INSTRUCTION: Find every line in the items below that contains the string "panel", and copy each one out. Case counts.

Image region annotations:
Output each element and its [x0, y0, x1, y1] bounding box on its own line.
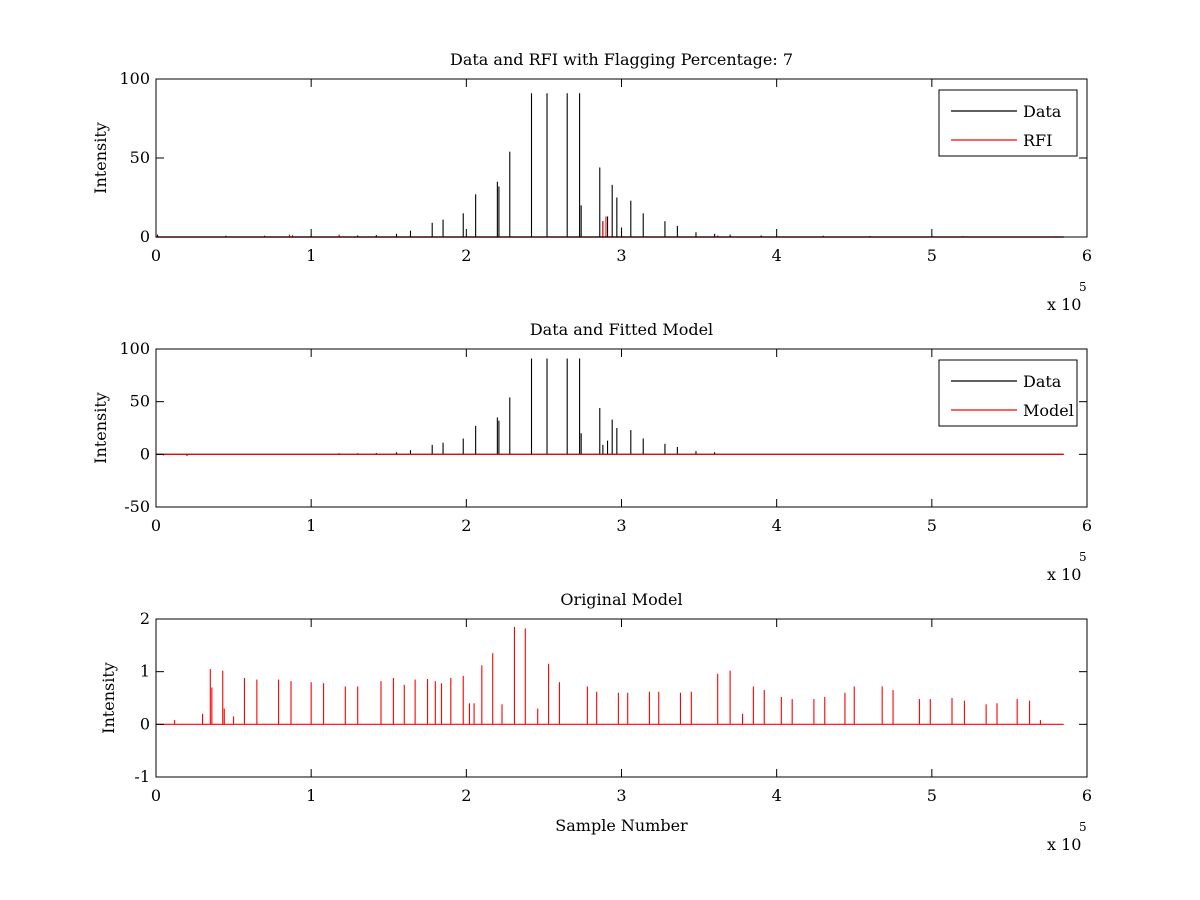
x-tick-label: 4 [772, 786, 782, 805]
x-exponent-base: x 10 [1047, 565, 1081, 584]
x-tick-label: 1 [306, 786, 316, 805]
x-exponent-power: 5 [1079, 550, 1087, 564]
legend-label: Data [1023, 102, 1062, 121]
x-tick-label: 2 [461, 786, 471, 805]
y-tick-label: 0 [140, 227, 150, 246]
y-tick-label: 1 [140, 662, 150, 681]
x-axis-label: Sample Number [555, 816, 688, 835]
y-tick-label: 50 [130, 148, 150, 167]
y-tick-label: 0 [140, 444, 150, 463]
x-tick-label: 5 [927, 246, 937, 265]
legend: Data Model [938, 359, 1078, 427]
x-exponent-power: 5 [1079, 280, 1087, 294]
legend-box [938, 89, 1078, 157]
x-tick-label: 1 [306, 246, 316, 265]
y-axis-label: Intensity [99, 662, 118, 734]
panel-original-model: Original Model Intensity Sample Number x… [99, 590, 1092, 854]
y-axis-label: Intensity [91, 122, 110, 194]
panel-title: Data and RFI with Flagging Percentage: 7 [450, 50, 793, 69]
plot-area [156, 349, 1087, 507]
plot-area [156, 79, 1087, 237]
legend-box [938, 359, 1078, 427]
y-tick-label: 50 [130, 392, 150, 411]
legend-label: Data [1023, 372, 1062, 391]
x-tick-label: 5 [927, 786, 937, 805]
x-tick-label: 2 [461, 516, 471, 535]
x-tick-label: 5 [927, 516, 937, 535]
x-tick-label: 4 [772, 246, 782, 265]
plot-area [156, 619, 1087, 777]
x-exponent-power: 5 [1079, 820, 1087, 834]
panel-title: Original Model [560, 590, 682, 609]
y-tick-label: 100 [119, 69, 150, 88]
legend-label: Model [1023, 401, 1074, 420]
panel-title: Data and Fitted Model [530, 320, 713, 339]
y-tick-label: -1 [134, 767, 150, 786]
x-tick-label: 6 [1082, 246, 1092, 265]
x-tick-label: 3 [616, 246, 626, 265]
y-tick-label: 0 [140, 714, 150, 733]
x-tick-label: 3 [616, 786, 626, 805]
x-tick-label: 0 [151, 786, 161, 805]
y-tick-label: 100 [119, 339, 150, 358]
series-model [156, 626, 1064, 725]
x-tick-label: 0 [151, 246, 161, 265]
x-exponent-base: x 10 [1047, 295, 1081, 314]
x-tick-label: 2 [461, 246, 471, 265]
x-tick-label: 6 [1082, 786, 1092, 805]
x-tick-label: 3 [616, 516, 626, 535]
panel-fitted-model: Data and Fitted Model Intensity x 10 5 0… [91, 320, 1092, 584]
panel-rfi: Data and RFI with Flagging Percentage: 7… [91, 50, 1092, 314]
x-tick-label: 1 [306, 516, 316, 535]
legend-label: RFI [1023, 131, 1052, 150]
y-axis-label: Intensity [91, 392, 110, 464]
x-exponent-base: x 10 [1047, 835, 1081, 854]
x-tick-label: 0 [151, 516, 161, 535]
y-tick-label: 2 [140, 609, 150, 628]
x-tick-label: 4 [772, 516, 782, 535]
legend: Data RFI [938, 89, 1078, 157]
y-tick-label: -50 [124, 497, 150, 516]
x-tick-label: 6 [1082, 516, 1092, 535]
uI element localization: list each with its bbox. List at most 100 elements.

SOLUTION TO THIS TASK:
panel-original-model: Original Model Intensity Sample Number x… [99, 590, 1092, 854]
panel-title: Data and RFI with Flagging Percentage: 7 [450, 50, 793, 69]
panel-title: Original Model [560, 590, 682, 609]
panel-title: Data and Fitted Model [530, 320, 713, 339]
panel-fitted-model: Data and Fitted Model Intensity x 10 5 0… [91, 320, 1092, 584]
panel-rfi: Data and RFI with Flagging Percentage: 7… [91, 50, 1092, 314]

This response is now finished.